» Exercise details: Using the listing below, copy every line that mentions "name".
++++++++
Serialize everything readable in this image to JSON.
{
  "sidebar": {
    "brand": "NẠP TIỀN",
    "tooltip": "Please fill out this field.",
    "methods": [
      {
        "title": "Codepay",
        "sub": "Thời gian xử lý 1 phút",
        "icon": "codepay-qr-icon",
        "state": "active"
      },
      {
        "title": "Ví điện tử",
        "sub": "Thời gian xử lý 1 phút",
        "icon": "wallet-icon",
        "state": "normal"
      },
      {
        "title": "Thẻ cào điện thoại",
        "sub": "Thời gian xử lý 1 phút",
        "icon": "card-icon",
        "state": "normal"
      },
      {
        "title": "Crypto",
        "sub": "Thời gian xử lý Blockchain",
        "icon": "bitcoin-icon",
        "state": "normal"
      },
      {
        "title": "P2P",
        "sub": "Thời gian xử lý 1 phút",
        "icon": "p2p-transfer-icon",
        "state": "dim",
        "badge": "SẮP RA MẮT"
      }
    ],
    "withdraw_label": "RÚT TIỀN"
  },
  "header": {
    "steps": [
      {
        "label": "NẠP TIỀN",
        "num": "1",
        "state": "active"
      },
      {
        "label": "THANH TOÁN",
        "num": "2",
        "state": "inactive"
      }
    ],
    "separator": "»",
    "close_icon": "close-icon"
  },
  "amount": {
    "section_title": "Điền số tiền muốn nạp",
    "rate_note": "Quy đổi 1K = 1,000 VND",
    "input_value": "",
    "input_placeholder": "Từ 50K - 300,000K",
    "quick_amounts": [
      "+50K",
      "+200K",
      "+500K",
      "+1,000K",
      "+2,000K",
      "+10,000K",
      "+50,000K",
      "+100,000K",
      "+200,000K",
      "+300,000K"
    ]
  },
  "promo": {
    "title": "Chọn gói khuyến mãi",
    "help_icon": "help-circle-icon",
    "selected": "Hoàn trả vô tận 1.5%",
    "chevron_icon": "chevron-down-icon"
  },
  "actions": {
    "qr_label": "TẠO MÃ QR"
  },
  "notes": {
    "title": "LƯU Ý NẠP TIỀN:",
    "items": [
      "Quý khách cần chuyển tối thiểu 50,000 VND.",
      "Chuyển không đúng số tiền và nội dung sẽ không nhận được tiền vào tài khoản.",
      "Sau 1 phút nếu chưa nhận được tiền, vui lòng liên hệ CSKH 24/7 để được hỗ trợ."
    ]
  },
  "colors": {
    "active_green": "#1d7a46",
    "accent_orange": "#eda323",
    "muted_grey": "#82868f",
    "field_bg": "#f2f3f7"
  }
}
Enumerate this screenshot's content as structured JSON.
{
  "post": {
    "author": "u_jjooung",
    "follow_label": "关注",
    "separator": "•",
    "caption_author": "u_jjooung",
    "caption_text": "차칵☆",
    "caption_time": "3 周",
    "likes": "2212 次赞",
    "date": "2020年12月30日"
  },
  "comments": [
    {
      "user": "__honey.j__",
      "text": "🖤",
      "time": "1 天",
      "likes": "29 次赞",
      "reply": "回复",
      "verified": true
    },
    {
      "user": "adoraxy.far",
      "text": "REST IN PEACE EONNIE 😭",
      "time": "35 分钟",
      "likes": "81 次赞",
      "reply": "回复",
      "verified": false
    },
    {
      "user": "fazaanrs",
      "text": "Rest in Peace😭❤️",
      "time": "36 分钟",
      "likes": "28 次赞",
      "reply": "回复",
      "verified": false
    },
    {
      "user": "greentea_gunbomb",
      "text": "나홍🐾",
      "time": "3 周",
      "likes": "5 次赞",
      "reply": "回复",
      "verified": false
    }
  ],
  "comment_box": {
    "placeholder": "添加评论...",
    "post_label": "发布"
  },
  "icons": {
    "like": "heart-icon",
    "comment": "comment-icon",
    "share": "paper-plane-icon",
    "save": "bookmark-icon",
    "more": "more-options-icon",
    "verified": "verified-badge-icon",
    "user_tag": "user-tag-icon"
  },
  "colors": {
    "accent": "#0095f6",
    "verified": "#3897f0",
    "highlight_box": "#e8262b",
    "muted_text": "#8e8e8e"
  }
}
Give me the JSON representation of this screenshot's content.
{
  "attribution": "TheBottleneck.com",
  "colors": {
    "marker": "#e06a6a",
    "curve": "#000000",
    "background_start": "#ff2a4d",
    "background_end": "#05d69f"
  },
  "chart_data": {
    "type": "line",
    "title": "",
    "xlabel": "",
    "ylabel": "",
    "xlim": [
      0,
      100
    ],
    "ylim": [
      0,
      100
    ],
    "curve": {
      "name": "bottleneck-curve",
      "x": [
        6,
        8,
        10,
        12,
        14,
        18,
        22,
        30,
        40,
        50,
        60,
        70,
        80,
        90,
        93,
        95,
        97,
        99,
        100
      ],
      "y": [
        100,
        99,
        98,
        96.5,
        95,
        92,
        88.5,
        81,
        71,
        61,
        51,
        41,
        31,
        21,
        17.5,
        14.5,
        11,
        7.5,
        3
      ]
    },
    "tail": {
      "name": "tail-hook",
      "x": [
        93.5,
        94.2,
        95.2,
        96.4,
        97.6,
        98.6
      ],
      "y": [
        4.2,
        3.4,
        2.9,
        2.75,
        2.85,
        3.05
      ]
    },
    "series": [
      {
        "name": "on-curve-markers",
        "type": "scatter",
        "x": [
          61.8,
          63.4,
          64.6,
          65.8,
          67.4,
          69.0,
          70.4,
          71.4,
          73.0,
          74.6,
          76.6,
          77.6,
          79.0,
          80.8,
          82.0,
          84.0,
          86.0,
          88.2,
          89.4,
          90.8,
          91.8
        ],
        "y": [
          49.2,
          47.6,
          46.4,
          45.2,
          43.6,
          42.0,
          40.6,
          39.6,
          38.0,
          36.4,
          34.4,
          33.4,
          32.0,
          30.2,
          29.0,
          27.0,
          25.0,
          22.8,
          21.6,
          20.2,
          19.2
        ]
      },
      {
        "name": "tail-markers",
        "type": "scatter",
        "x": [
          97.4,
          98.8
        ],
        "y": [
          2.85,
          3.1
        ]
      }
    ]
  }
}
++++++++
» Expected answer:
      "name": "bottleneck-curve",
      "name": "tail-hook",
        "name": "on-curve-markers",
        "name": "tail-markers",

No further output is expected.